Out of the lines below, please list those that hold the string "total".

* begin SUPPLIED ENTRIES *

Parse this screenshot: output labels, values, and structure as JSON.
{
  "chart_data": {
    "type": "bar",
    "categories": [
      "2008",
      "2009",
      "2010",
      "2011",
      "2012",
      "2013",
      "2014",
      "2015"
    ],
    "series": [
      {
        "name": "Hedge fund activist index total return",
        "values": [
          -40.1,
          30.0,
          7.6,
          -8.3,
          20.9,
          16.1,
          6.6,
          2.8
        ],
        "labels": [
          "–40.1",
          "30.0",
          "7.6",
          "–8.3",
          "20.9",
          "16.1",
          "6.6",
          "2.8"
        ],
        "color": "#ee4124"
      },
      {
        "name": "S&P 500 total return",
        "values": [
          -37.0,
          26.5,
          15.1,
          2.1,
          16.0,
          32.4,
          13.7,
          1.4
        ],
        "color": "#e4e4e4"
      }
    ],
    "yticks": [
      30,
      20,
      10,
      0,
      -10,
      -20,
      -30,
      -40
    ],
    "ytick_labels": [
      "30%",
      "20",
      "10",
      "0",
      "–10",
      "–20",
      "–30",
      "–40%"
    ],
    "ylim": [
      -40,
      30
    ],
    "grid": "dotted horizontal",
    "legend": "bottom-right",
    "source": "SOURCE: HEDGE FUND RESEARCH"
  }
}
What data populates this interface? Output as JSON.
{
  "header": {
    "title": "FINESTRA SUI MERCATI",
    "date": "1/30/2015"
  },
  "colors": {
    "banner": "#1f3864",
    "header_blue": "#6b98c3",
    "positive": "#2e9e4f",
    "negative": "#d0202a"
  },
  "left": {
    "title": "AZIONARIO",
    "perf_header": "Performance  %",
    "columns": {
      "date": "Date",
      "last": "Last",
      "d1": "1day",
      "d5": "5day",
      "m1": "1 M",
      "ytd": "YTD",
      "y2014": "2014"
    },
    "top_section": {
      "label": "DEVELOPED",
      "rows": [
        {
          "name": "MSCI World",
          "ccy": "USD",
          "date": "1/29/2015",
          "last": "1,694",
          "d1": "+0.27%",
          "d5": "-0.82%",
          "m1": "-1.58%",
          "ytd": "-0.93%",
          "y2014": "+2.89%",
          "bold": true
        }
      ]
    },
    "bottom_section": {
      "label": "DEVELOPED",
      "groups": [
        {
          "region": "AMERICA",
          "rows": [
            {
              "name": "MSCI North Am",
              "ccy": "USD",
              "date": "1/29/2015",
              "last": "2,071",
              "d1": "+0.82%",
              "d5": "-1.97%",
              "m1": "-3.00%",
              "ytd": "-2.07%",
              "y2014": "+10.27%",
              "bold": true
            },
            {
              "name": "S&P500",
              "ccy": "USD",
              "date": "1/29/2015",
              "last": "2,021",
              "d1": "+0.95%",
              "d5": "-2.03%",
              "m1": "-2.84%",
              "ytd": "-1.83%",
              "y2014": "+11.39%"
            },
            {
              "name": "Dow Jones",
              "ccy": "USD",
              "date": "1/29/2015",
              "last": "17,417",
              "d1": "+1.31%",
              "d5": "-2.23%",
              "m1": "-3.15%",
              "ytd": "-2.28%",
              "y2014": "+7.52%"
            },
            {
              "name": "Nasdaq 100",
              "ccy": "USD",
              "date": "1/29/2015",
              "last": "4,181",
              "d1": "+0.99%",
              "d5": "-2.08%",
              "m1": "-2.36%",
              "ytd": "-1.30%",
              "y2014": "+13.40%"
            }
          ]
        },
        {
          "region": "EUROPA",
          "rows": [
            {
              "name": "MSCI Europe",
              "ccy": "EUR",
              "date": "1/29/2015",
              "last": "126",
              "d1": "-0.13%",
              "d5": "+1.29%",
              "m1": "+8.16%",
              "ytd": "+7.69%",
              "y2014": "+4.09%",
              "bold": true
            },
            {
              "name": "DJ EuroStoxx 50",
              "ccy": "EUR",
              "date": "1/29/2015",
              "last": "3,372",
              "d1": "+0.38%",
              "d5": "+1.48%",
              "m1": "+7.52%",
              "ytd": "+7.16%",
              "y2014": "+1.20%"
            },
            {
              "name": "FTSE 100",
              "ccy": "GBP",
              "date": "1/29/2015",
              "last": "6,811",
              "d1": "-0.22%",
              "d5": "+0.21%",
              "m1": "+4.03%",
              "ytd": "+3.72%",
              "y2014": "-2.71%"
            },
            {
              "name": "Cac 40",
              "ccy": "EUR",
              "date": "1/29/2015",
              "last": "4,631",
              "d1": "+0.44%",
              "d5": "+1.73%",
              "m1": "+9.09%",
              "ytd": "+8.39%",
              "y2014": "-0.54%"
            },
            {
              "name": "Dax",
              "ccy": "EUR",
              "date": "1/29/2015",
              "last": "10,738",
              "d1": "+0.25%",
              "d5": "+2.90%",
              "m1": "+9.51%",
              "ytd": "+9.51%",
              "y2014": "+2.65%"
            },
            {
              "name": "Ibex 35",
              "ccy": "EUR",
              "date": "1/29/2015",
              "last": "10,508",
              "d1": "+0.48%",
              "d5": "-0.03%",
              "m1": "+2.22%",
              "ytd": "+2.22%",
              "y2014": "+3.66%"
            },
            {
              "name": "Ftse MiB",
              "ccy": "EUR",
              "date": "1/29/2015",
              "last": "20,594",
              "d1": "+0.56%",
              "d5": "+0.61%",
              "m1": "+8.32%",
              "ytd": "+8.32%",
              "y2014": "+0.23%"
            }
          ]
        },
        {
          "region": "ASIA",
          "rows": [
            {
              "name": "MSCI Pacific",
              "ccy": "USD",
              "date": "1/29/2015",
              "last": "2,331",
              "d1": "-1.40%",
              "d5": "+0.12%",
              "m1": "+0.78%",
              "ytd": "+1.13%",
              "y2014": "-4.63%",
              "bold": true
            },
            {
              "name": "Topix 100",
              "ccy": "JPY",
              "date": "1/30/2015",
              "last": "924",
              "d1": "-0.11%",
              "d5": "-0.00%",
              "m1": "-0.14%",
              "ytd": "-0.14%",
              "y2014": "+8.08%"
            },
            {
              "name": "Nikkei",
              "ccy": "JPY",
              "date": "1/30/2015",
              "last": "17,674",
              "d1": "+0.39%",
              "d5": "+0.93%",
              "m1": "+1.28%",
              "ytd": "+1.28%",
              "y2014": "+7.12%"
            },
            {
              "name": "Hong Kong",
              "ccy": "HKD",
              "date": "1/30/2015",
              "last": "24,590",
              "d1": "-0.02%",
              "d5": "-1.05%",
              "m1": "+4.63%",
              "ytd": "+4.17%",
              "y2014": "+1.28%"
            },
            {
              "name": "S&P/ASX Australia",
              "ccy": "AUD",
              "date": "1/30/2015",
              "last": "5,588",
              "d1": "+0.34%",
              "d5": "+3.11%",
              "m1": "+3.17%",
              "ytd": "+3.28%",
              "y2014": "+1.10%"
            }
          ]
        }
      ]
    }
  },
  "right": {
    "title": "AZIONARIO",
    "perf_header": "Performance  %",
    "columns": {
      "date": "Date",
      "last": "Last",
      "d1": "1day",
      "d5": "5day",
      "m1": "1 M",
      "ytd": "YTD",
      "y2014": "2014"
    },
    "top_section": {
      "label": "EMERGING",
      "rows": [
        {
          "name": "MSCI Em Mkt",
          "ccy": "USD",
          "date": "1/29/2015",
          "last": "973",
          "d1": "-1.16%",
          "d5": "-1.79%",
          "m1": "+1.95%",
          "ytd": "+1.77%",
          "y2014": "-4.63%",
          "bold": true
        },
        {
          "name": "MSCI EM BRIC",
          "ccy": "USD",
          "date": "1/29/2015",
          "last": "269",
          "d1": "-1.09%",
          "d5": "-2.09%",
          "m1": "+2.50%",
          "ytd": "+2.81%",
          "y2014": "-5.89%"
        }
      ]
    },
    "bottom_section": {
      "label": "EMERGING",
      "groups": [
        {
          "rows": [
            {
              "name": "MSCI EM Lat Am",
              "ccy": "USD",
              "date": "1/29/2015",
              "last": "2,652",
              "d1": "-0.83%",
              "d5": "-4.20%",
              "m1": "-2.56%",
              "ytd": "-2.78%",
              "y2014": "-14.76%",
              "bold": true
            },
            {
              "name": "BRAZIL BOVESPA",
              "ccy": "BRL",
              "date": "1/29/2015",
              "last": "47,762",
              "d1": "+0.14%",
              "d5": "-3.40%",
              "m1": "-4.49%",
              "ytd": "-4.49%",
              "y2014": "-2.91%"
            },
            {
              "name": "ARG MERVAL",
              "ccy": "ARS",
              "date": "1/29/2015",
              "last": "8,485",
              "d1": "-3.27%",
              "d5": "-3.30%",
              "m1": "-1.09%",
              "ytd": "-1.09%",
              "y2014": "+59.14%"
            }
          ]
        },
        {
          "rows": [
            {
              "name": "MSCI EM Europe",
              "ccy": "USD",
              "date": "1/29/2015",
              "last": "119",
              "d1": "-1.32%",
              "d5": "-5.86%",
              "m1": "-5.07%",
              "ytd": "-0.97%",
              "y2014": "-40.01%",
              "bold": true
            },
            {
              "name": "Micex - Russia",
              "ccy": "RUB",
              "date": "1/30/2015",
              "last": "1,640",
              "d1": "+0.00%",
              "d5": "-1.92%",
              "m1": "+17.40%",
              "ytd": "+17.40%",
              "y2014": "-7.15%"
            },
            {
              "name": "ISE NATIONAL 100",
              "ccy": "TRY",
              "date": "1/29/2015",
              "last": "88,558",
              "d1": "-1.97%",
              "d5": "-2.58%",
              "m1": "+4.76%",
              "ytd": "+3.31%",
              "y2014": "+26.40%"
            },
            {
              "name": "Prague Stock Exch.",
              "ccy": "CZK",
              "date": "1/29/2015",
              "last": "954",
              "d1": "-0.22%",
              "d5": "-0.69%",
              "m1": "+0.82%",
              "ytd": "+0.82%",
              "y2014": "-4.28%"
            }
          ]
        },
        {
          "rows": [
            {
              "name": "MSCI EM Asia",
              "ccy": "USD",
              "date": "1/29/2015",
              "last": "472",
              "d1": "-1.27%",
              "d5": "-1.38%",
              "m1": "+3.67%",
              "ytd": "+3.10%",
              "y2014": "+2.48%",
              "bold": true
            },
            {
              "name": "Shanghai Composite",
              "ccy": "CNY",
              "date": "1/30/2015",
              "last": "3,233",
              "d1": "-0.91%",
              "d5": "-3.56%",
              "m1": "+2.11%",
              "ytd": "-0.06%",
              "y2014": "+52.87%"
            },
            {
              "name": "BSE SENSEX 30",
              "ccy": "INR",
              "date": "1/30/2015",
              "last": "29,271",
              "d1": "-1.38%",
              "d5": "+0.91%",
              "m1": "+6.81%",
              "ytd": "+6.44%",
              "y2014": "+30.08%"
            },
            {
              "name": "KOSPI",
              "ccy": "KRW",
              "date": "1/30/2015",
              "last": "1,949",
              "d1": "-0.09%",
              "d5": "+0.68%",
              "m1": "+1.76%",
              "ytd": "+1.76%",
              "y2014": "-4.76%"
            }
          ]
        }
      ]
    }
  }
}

* end SUPPLIED ENTRIES *

= COMPLETE ANSWER =
        "name": "Hedge fund activist index total return",
        "name": "S&P 500 total return",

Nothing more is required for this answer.